# YOUR TASK
Reproduce the data below in full and exclude every picture.

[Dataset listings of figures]
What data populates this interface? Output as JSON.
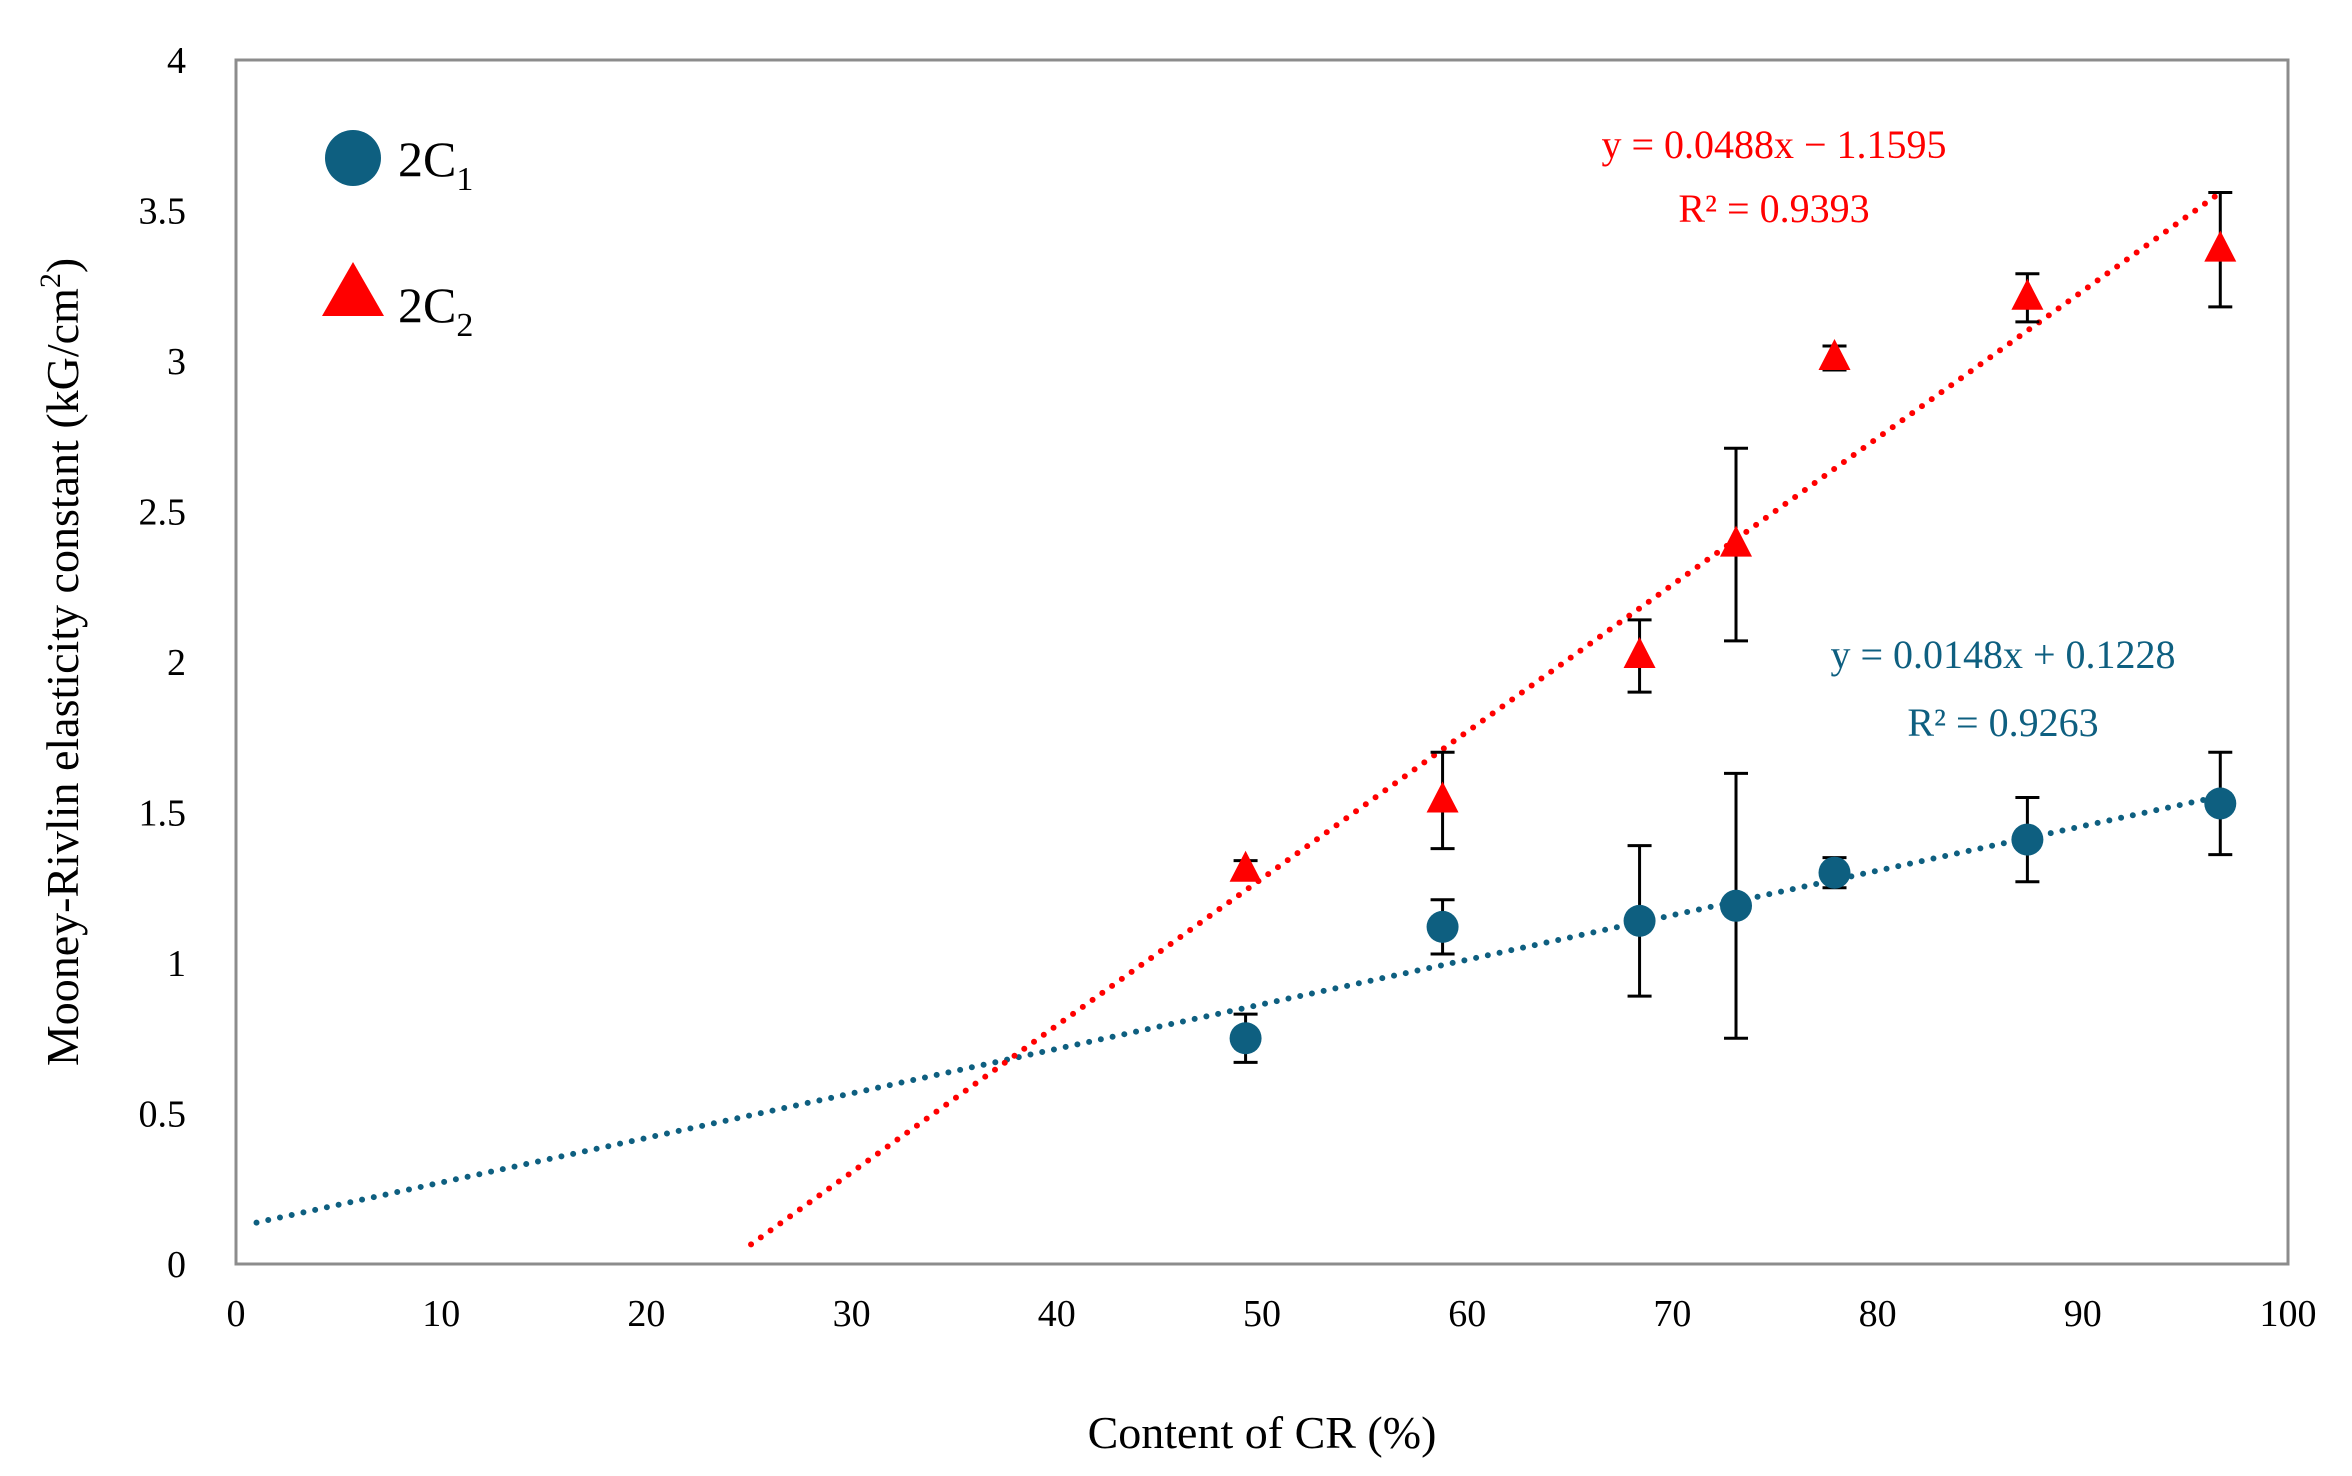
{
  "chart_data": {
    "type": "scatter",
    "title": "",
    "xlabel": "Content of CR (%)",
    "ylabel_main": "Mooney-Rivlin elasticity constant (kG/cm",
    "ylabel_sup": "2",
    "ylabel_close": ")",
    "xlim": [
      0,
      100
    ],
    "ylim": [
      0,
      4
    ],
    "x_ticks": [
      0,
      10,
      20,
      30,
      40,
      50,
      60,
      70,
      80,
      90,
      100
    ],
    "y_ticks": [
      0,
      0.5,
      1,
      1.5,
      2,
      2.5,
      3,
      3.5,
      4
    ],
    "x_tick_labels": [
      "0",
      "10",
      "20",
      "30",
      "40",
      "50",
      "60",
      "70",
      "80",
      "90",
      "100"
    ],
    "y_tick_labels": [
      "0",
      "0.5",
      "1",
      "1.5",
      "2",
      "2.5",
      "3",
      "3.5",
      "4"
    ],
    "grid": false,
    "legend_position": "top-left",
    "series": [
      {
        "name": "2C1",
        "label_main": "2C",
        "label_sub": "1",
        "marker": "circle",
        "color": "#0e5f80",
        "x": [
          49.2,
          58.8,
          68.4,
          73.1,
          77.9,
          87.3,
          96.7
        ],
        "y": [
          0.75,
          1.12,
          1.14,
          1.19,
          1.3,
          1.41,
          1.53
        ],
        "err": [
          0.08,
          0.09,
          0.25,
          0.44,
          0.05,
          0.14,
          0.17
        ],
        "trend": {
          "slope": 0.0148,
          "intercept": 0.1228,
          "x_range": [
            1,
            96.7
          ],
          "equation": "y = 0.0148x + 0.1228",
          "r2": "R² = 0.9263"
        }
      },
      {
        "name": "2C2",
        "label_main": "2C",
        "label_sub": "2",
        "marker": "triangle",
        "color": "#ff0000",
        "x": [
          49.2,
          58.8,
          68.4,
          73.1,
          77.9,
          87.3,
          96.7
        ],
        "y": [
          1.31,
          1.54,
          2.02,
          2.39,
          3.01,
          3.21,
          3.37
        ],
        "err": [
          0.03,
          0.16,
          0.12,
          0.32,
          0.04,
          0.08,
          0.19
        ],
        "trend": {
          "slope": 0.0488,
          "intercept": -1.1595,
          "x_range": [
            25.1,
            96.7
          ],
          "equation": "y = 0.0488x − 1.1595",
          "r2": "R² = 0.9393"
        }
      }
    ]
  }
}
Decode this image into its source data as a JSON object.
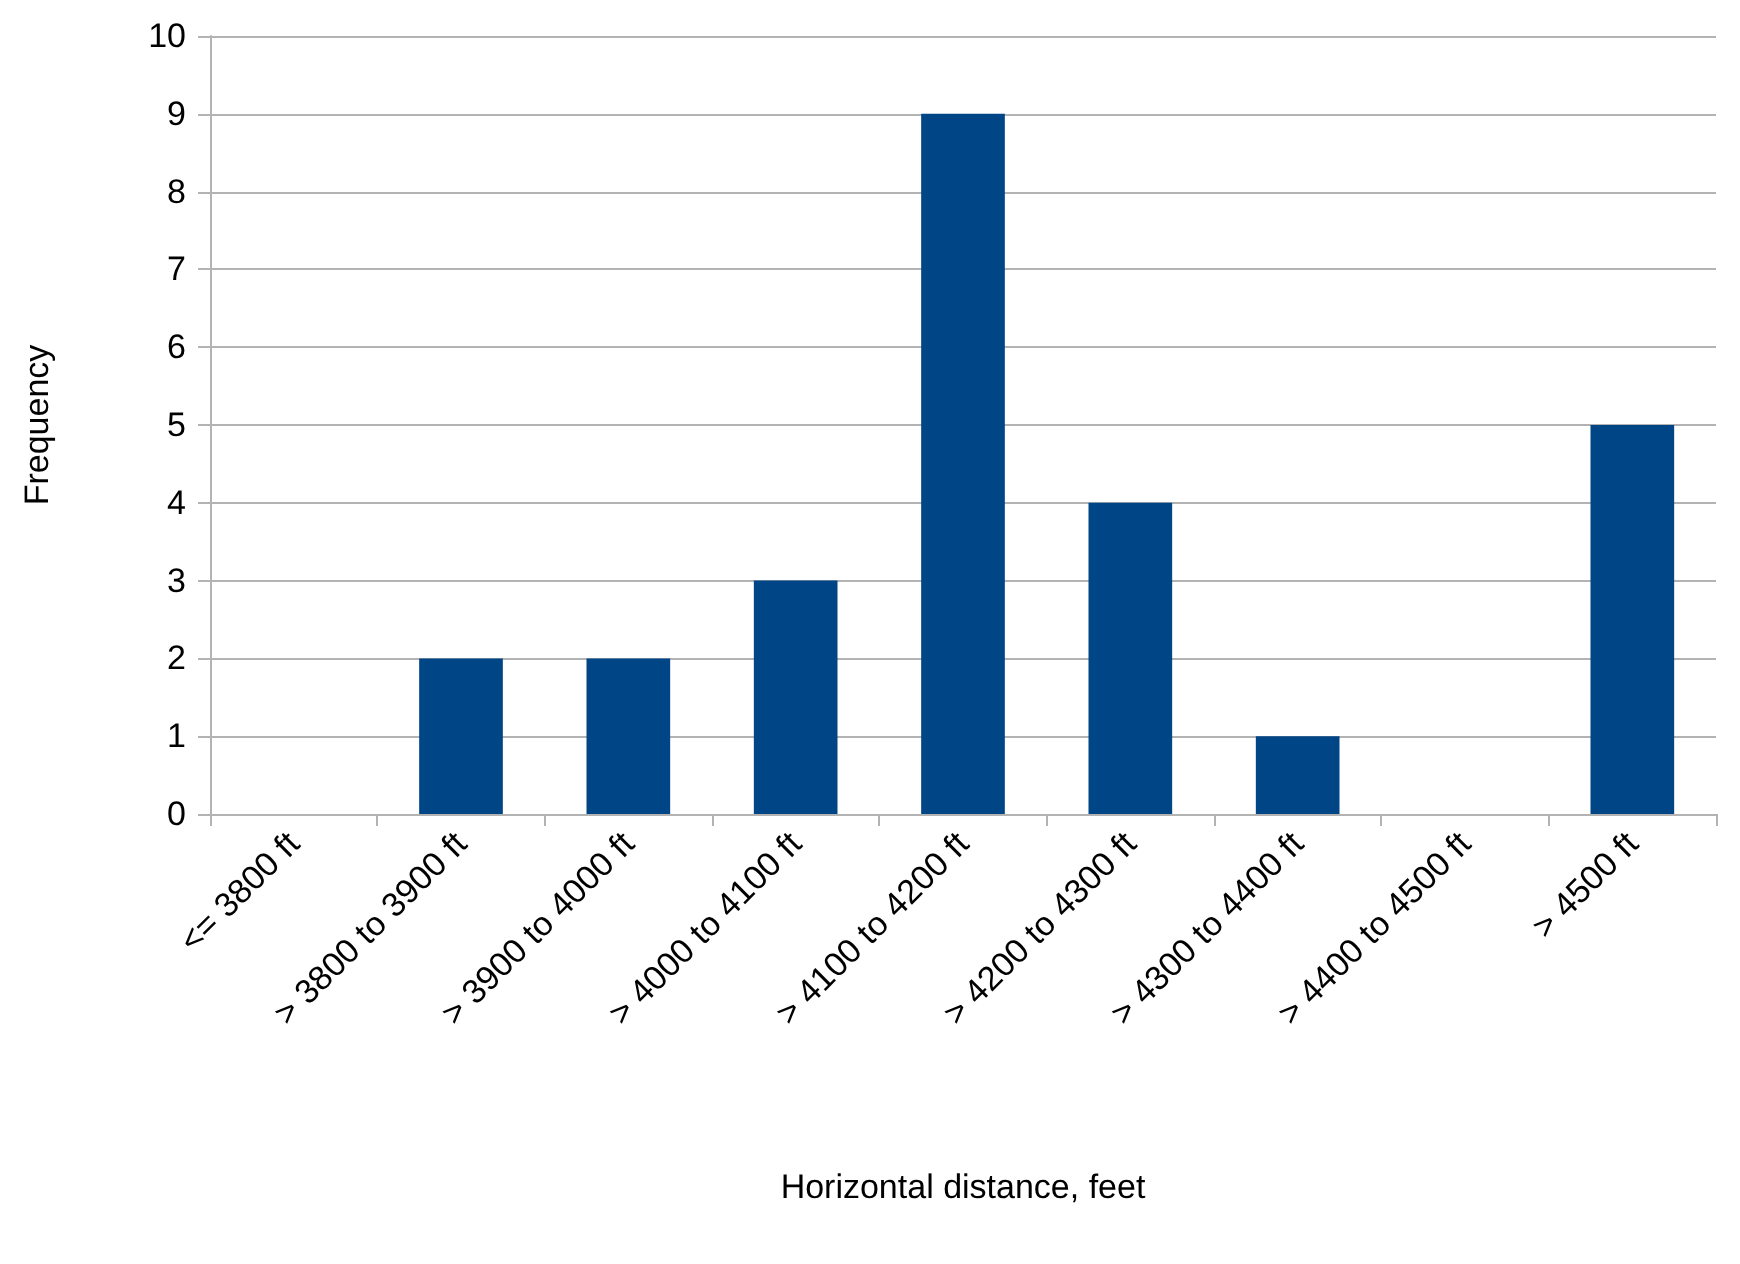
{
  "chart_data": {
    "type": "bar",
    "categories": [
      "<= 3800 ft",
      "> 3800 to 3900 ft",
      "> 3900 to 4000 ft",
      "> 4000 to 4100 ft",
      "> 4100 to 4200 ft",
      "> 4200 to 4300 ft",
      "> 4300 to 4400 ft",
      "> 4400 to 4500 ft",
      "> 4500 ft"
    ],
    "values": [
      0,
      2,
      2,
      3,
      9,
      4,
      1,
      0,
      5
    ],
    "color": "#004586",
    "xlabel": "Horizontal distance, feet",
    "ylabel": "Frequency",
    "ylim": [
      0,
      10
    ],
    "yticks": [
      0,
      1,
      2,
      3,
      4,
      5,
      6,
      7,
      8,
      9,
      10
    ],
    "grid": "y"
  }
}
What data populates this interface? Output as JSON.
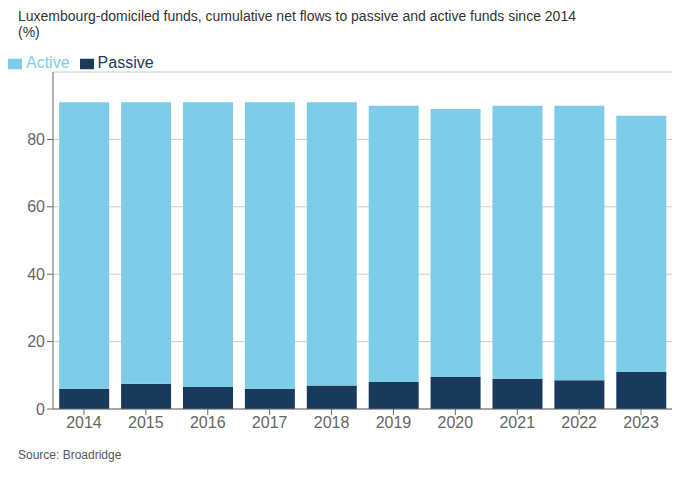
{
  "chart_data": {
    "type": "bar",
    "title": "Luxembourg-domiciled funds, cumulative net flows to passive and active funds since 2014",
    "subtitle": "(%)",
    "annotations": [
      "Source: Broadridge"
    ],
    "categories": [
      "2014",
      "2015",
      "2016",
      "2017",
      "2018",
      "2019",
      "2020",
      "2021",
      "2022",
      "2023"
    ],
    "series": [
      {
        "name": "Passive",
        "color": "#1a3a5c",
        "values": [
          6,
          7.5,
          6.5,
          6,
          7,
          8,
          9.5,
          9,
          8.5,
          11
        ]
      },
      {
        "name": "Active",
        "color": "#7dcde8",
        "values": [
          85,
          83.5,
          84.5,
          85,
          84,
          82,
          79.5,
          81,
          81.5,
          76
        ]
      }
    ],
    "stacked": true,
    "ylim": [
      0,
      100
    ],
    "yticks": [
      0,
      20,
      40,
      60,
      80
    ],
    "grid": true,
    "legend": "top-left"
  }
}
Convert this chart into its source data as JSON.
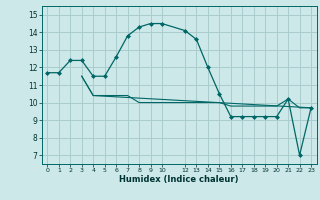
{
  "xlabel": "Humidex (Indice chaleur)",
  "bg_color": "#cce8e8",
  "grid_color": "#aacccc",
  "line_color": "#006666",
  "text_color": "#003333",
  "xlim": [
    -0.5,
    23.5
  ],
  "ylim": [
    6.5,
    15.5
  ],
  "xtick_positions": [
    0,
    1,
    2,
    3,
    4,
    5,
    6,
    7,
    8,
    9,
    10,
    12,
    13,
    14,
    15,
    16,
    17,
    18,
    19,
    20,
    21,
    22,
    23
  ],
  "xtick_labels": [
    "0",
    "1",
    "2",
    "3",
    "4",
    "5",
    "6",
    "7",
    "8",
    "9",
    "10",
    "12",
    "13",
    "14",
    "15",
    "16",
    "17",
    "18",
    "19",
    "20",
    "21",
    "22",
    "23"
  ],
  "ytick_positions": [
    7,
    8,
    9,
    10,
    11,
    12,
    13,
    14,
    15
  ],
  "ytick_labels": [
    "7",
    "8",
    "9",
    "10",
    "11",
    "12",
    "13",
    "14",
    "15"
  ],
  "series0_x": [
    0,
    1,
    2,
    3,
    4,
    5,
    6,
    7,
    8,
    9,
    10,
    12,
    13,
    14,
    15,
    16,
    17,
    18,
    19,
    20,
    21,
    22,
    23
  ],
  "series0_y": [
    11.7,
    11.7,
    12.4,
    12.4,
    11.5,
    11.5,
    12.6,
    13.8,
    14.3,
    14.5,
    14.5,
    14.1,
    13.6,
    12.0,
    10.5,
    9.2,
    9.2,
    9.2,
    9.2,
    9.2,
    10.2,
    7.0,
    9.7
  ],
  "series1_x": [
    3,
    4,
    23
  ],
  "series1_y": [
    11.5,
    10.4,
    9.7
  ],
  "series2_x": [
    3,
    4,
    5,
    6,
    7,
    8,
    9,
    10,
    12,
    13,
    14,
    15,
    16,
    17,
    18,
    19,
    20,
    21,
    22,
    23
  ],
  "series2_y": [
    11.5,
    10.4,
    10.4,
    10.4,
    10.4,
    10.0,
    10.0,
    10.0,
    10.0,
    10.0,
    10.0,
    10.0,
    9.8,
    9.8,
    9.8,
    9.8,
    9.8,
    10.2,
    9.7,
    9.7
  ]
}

# WRITTEN SOLUTION
What data populates this interface? Output as JSON.
{
  "chart_data": {
    "type": "scatter",
    "title": "",
    "xlabel": "Content of CR (%)",
    "ylabel_main": "Mooney-Rivlin elasticity constant (kG/cm",
    "ylabel_sup": "2",
    "ylabel_close": ")",
    "xlim": [
      0,
      100
    ],
    "ylim": [
      0,
      4
    ],
    "x_ticks": [
      0,
      10,
      20,
      30,
      40,
      50,
      60,
      70,
      80,
      90,
      100
    ],
    "y_ticks": [
      0,
      0.5,
      1,
      1.5,
      2,
      2.5,
      3,
      3.5,
      4
    ],
    "x_tick_labels": [
      "0",
      "10",
      "20",
      "30",
      "40",
      "50",
      "60",
      "70",
      "80",
      "90",
      "100"
    ],
    "y_tick_labels": [
      "0",
      "0.5",
      "1",
      "1.5",
      "2",
      "2.5",
      "3",
      "3.5",
      "4"
    ],
    "grid": false,
    "legend_position": "top-left",
    "series": [
      {
        "name": "2C1",
        "label_main": "2C",
        "label_sub": "1",
        "marker": "circle",
        "color": "#0e5f80",
        "x": [
          49.2,
          58.8,
          68.4,
          73.1,
          77.9,
          87.3,
          96.7
        ],
        "y": [
          0.75,
          1.12,
          1.14,
          1.19,
          1.3,
          1.41,
          1.53
        ],
        "err": [
          0.08,
          0.09,
          0.25,
          0.44,
          0.05,
          0.14,
          0.17
        ],
        "trend": {
          "slope": 0.0148,
          "intercept": 0.1228,
          "x_range": [
            1,
            96.7
          ],
          "equation": "y = 0.0148x + 0.1228",
          "r2": "R² = 0.9263"
        }
      },
      {
        "name": "2C2",
        "label_main": "2C",
        "label_sub": "2",
        "marker": "triangle",
        "color": "#ff0000",
        "x": [
          49.2,
          58.8,
          68.4,
          73.1,
          77.9,
          87.3,
          96.7
        ],
        "y": [
          1.31,
          1.54,
          2.02,
          2.39,
          3.01,
          3.21,
          3.37
        ],
        "err": [
          0.03,
          0.16,
          0.12,
          0.32,
          0.04,
          0.08,
          0.19
        ],
        "trend": {
          "slope": 0.0488,
          "intercept": -1.1595,
          "x_range": [
            25.1,
            96.7
          ],
          "equation": "y = 0.0488x − 1.1595",
          "r2": "R² = 0.9393"
        }
      }
    ]
  }
}
Decode this image into its source data as a JSON object.
{
  "chart_data": {
    "type": "bar",
    "categories": [
      "<= 3800 ft",
      "> 3800 to 3900 ft",
      "> 3900 to 4000 ft",
      "> 4000 to 4100 ft",
      "> 4100 to 4200 ft",
      "> 4200 to 4300 ft",
      "> 4300 to 4400 ft",
      "> 4400 to 4500 ft",
      "> 4500 ft"
    ],
    "values": [
      0,
      2,
      2,
      3,
      9,
      4,
      1,
      0,
      5
    ],
    "color": "#004586",
    "xlabel": "Horizontal distance, feet",
    "ylabel": "Frequency",
    "ylim": [
      0,
      10
    ],
    "yticks": [
      0,
      1,
      2,
      3,
      4,
      5,
      6,
      7,
      8,
      9,
      10
    ],
    "grid": "y"
  }
}
What data populates this interface? Output as JSON.
{
  "chart_data": {
    "type": "bar",
    "title": "Luxembourg-domiciled funds, cumulative net flows to passive and active funds since 2014",
    "subtitle": "(%)",
    "annotations": [
      "Source: Broadridge"
    ],
    "categories": [
      "2014",
      "2015",
      "2016",
      "2017",
      "2018",
      "2019",
      "2020",
      "2021",
      "2022",
      "2023"
    ],
    "series": [
      {
        "name": "Passive",
        "color": "#1a3a5c",
        "values": [
          6,
          7.5,
          6.5,
          6,
          7,
          8,
          9.5,
          9,
          8.5,
          11
        ]
      },
      {
        "name": "Active",
        "color": "#7dcde8",
        "values": [
          85,
          83.5,
          84.5,
          85,
          84,
          82,
          79.5,
          81,
          81.5,
          76
        ]
      }
    ],
    "stacked": true,
    "ylim": [
      0,
      100
    ],
    "yticks": [
      0,
      20,
      40,
      60,
      80
    ],
    "grid": true,
    "legend": "top-left"
  }
}
Convert this chart into its source data as JSON.
{
  "xlabel": "Humidex (Indice chaleur)",
  "bg_color": "#cce8e8",
  "grid_color": "#aacccc",
  "line_color": "#006666",
  "text_color": "#003333",
  "xlim": [
    -0.5,
    23.5
  ],
  "ylim": [
    6.5,
    15.5
  ],
  "xtick_positions": [
    0,
    1,
    2,
    3,
    4,
    5,
    6,
    7,
    8,
    9,
    10,
    12,
    13,
    14,
    15,
    16,
    17,
    18,
    19,
    20,
    21,
    22,
    23
  ],
  "xtick_labels": [
    "0",
    "1",
    "2",
    "3",
    "4",
    "5",
    "6",
    "7",
    "8",
    "9",
    "10",
    "12",
    "13",
    "14",
    "15",
    "16",
    "17",
    "18",
    "19",
    "20",
    "21",
    "22",
    "23"
  ],
  "ytick_positions": [
    7,
    8,
    9,
    10,
    11,
    12,
    13,
    14,
    15
  ],
  "ytick_labels": [
    "7",
    "8",
    "9",
    "10",
    "11",
    "12",
    "13",
    "14",
    "15"
  ],
  "series0_x": [
    0,
    1,
    2,
    3,
    4,
    5,
    6,
    7,
    8,
    9,
    10,
    12,
    13,
    14,
    15,
    16,
    17,
    18,
    19,
    20,
    21,
    22,
    23
  ],
  "series0_y": [
    11.7,
    11.7,
    12.4,
    12.4,
    11.5,
    11.5,
    12.6,
    13.8,
    14.3,
    14.5,
    14.5,
    14.1,
    13.6,
    12.0,
    10.5,
    9.2,
    9.2,
    9.2,
    9.2,
    9.2,
    10.2,
    7.0,
    9.7
  ],
  "series1_x": [
    3,
    4,
    23
  ],
  "series1_y": [
    11.5,
    10.4,
    9.7
  ],
  "series2_x": [
    3,
    4,
    5,
    6,
    7,
    8,
    9,
    10,
    12,
    13,
    14,
    15,
    16,
    17,
    18,
    19,
    20,
    21,
    22,
    23
  ],
  "series2_y": [
    11.5,
    10.4,
    10.4,
    10.4,
    10.4,
    10.0,
    10.0,
    10.0,
    10.0,
    10.0,
    10.0,
    10.0,
    9.8,
    9.8,
    9.8,
    9.8,
    9.8,
    10.2,
    9.7,
    9.7
  ]
}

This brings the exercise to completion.